» Description of the task
Retype the material below. Keep every word exactly as it is.

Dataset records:
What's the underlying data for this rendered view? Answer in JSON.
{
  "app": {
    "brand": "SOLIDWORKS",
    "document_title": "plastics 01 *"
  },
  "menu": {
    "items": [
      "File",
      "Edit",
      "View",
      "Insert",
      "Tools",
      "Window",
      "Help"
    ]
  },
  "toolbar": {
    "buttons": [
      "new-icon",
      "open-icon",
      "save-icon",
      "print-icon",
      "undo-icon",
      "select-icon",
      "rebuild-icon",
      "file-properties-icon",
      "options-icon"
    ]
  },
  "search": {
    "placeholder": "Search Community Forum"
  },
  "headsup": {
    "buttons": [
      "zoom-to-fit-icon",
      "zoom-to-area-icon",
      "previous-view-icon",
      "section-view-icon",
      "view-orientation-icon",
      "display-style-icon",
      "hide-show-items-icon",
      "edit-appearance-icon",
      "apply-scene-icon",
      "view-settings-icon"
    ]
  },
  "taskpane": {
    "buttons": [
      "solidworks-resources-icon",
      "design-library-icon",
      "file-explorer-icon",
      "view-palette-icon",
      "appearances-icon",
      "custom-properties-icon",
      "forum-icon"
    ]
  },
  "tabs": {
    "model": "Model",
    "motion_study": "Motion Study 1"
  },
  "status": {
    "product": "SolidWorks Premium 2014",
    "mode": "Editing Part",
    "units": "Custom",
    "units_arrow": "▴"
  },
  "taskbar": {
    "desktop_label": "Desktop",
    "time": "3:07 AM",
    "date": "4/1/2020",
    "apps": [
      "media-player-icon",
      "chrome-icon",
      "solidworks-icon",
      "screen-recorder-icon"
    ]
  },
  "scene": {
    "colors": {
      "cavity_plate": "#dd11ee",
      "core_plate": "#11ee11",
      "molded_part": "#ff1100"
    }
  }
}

» Output for this task
What's the underlying data for this rendered view? Answer in JSON.
{
  "app": {
    "brand": "SOLIDWORKS",
    "document_title": "plastics 01 *"
  },
  "menu": {
    "items": [
      "File",
      "Edit",
      "View",
      "Insert",
      "Tools",
      "Window",
      "Help"
    ]
  },
  "toolbar": {
    "buttons": [
      "new-icon",
      "open-icon",
      "save-icon",
      "print-icon",
      "undo-icon",
      "select-icon",
      "rebuild-icon",
      "file-properties-icon",
      "options-icon"
    ]
  },
  "search": {
    "placeholder": "Search Community Forum"
  },
  "headsup": {
    "buttons": [
      "zoom-to-fit-icon",
      "zoom-to-area-icon",
      "previous-view-icon",
      "section-view-icon",
      "view-orientation-icon",
      "display-style-icon",
      "hide-show-items-icon",
      "edit-appearance-icon",
      "apply-scene-icon",
      "view-settings-icon"
    ]
  },
  "taskpane": {
    "buttons": [
      "solidworks-resources-icon",
      "design-library-icon",
      "file-explorer-icon",
      "view-palette-icon",
      "appearances-icon",
      "custom-properties-icon",
      "forum-icon"
    ]
  },
  "tabs": {
    "model": "Model",
    "motion_study": "Motion Study 1"
  },
  "status": {
    "product": "SolidWorks Premium 2014",
    "mode": "Editing Part",
    "units": "Custom",
    "units_arrow": "▴"
  },
  "taskbar": {
    "desktop_label": "Desktop",
    "time": "3:07 AM",
    "date": "4/1/2020",
    "apps": [
      "media-player-icon",
      "chrome-icon",
      "solidworks-icon",
      "screen-recorder-icon"
    ]
  },
  "scene": {
    "colors": {
      "cavity_plate": "#dd11ee",
      "core_plate": "#11ee11",
      "molded_part": "#ff1100"
    }
  }
}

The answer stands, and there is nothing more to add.